## start TASK INPUT
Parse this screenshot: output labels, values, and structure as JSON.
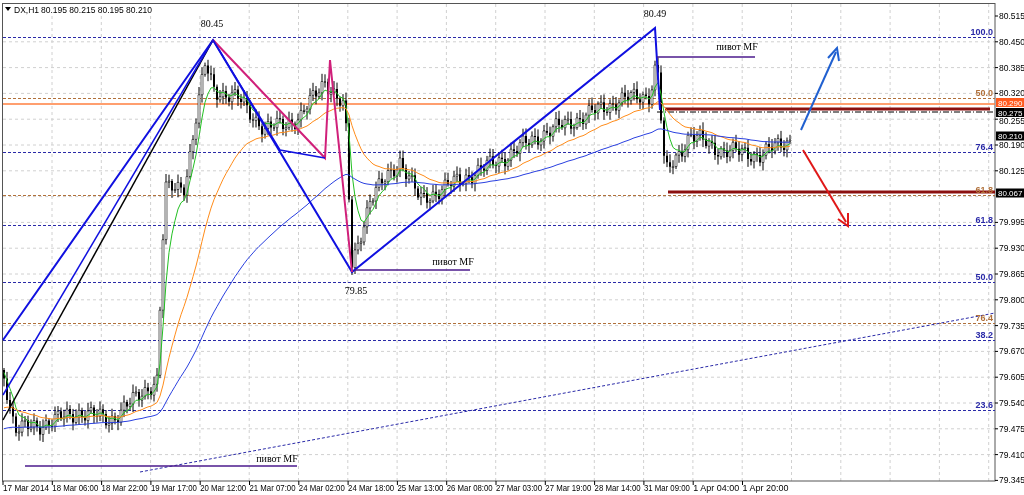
{
  "header": {
    "symbol": "DX,H1",
    "quote": "80.195 80.215 80.195 80.210"
  },
  "price_axis": {
    "labels": [
      "80.515",
      "80.450",
      "80.385",
      "80.320",
      "80.255",
      "80.190",
      "80.125",
      "79.995",
      "79.930",
      "79.865",
      "79.800",
      "79.735",
      "79.670",
      "79.605",
      "79.540",
      "79.475",
      "79.410",
      "79.345"
    ]
  },
  "price_tags": [
    {
      "text": "80.290",
      "color": "#ff5a1e"
    },
    {
      "text": "80.275",
      "color": "#000000"
    },
    {
      "text": "80.210",
      "color": "#000000"
    },
    {
      "text": "80.067",
      "color": "#000000"
    }
  ],
  "time_axis": {
    "labels": [
      "17 Mar 2014",
      "18 Mar 06:00",
      "18 Mar 22:00",
      "19 Mar 17:00",
      "20 Mar 12:00",
      "21 Mar 07:00",
      "24 Mar 02:00",
      "24 Mar 18:00",
      "25 Mar 13:00",
      "26 Mar 08:00",
      "27 Mar 03:00",
      "27 Mar 19:00",
      "28 Mar 14:00",
      "31 Mar 09:00",
      "1 Apr 04:00",
      "1 Apr 20:00"
    ]
  },
  "peak_labels": [
    "80.45",
    "80.49",
    "79.85"
  ],
  "pivot_labels": [
    "пивот MF",
    "пивот MF",
    "пивот MF"
  ],
  "fib_labels": [
    {
      "text": "100.0",
      "color": "#2a2aa8"
    },
    {
      "text": "50.0",
      "color": "#b0703a"
    },
    {
      "text": "76.4",
      "color": "#2a2aa8"
    },
    {
      "text": "61.8",
      "color": "#b0703a"
    },
    {
      "text": "61.8",
      "color": "#2a2aa8"
    },
    {
      "text": "50.0",
      "color": "#2a2aa8"
    },
    {
      "text": "76.4",
      "color": "#b0703a"
    },
    {
      "text": "38.2",
      "color": "#2a2aa8"
    },
    {
      "text": "23.6",
      "color": "#2a2aa8"
    }
  ]
}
## end TASK INPUT
● WHAT IS BEING ASKED
Take the records above and transcribe them exactly, dropping every picture.

● SOLUTION
Parse this screenshot: output labels, values, and structure as JSON.
{
  "header": {
    "symbol": "DX,H1",
    "quote": "80.195 80.215 80.195 80.210"
  },
  "price_axis": {
    "labels": [
      "80.515",
      "80.450",
      "80.385",
      "80.320",
      "80.255",
      "80.190",
      "80.125",
      "79.995",
      "79.930",
      "79.865",
      "79.800",
      "79.735",
      "79.670",
      "79.605",
      "79.540",
      "79.475",
      "79.410",
      "79.345"
    ]
  },
  "price_tags": [
    {
      "text": "80.290",
      "color": "#ff5a1e"
    },
    {
      "text": "80.275",
      "color": "#000000"
    },
    {
      "text": "80.210",
      "color": "#000000"
    },
    {
      "text": "80.067",
      "color": "#000000"
    }
  ],
  "time_axis": {
    "labels": [
      "17 Mar 2014",
      "18 Mar 06:00",
      "18 Mar 22:00",
      "19 Mar 17:00",
      "20 Mar 12:00",
      "21 Mar 07:00",
      "24 Mar 02:00",
      "24 Mar 18:00",
      "25 Mar 13:00",
      "26 Mar 08:00",
      "27 Mar 03:00",
      "27 Mar 19:00",
      "28 Mar 14:00",
      "31 Mar 09:00",
      "1 Apr 04:00",
      "1 Apr 20:00"
    ]
  },
  "peak_labels": [
    "80.45",
    "80.49",
    "79.85"
  ],
  "pivot_labels": [
    "пивот MF",
    "пивот MF",
    "пивот MF"
  ],
  "fib_labels": [
    {
      "text": "100.0",
      "color": "#2a2aa8"
    },
    {
      "text": "50.0",
      "color": "#b0703a"
    },
    {
      "text": "76.4",
      "color": "#2a2aa8"
    },
    {
      "text": "61.8",
      "color": "#b0703a"
    },
    {
      "text": "61.8",
      "color": "#2a2aa8"
    },
    {
      "text": "50.0",
      "color": "#2a2aa8"
    },
    {
      "text": "76.4",
      "color": "#b0703a"
    },
    {
      "text": "38.2",
      "color": "#2a2aa8"
    },
    {
      "text": "23.6",
      "color": "#2a2aa8"
    }
  ]
}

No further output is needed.